**Exercise passage:**
==*==
C. botulinum organisms produce at least eight, serologically distinct, neurotoxins (A–H). These toxins are produced by botulinum endospores under strict anaerobic conditions and are the most powerful toxins known to mankind. Following their ingestion by people or animals, they are absorbed from the intestinal tract and carried by the bloodstream to neuromuscular endings, eventually reaching the axon terminal and blocking excitatory synaptic transmission, thus resulting in severe flaccid paralysis and death (Halpern & Neale, 1995).

Botulism often occurs in areas where the soil, plants, and consequently animals, are deficient in phosphorus. In this situation, animals sometimes tend to consume bones or soil, or even cadavers, in an effort to compensate for the deficiency, thereby increasing their risk of being exposed to botulinum toxins.

Among farm animals, botulism is primarily found in cattle especially in South Africa and South America, although a few cases are sometimes met with in equines and small ruminants as well.

2 Modes of Transmission

Very little information is available on camel botulism. In 1975, Provost et al. (1975), described a devastating outbreak of botulism (Type C) in dromedary camels in Chad, presumably after drinking from a well contaminated with a cadaver, which was the source of toxin. The affected herd consisted of 150 camels of which 45 were dead and 40 were severely ill at the time of reporting.

More recently, Bushara and Musa (2012) reported botulism in livestock, particularly camels, from Northern Darfur State in Western Sudan. They investigated many carcasses from various animal species, as well as water sources, soil, and animal tissue samples from the affected areas. Cultural and biochemical methods were used to isolate and identify Clostridium botulinum (Type C) while botulinum neurotoxin was identified by mouse bioassay and typing of the isolates by PCR. These authors stated that inadequate feeding of the animals leads to ingestion of soil and they suggested vaccination and improvement of feeding to reduce the risk of botulism.
==*==
(Items listed in a dataset)

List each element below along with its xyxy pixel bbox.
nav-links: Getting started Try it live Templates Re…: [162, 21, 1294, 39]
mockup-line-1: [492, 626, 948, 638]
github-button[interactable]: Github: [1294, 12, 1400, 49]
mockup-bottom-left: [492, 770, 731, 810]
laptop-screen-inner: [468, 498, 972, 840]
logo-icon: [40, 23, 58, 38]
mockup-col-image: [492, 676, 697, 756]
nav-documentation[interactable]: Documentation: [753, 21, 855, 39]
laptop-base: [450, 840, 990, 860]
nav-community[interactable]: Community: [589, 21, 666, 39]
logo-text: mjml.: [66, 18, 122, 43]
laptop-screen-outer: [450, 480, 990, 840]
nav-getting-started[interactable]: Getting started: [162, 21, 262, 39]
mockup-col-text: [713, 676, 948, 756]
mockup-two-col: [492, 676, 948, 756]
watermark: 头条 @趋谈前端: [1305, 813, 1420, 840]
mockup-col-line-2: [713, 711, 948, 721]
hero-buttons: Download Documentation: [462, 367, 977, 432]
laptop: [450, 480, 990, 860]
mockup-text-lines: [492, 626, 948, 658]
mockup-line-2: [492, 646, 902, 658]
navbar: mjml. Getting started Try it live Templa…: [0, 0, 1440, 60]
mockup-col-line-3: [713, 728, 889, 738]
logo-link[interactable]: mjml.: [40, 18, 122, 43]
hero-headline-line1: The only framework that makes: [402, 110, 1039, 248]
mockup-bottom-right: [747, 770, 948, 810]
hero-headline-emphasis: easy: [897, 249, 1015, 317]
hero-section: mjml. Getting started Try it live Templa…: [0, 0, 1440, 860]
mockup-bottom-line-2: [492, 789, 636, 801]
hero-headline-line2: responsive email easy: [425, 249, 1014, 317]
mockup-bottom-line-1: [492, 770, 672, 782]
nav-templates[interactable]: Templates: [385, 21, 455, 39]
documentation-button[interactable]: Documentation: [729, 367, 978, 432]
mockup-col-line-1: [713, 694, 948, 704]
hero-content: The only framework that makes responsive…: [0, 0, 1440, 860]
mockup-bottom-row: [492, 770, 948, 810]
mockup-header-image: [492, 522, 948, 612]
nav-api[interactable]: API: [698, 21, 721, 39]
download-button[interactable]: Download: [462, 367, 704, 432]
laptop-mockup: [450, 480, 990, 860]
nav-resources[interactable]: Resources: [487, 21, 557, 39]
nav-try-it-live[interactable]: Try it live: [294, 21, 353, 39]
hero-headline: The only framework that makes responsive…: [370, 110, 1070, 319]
==*==
**What the task requires:** According to the botulism passage, how many camels in the affected herd in Chad were dead at the time of reporting?

**Task response:** 45 camels.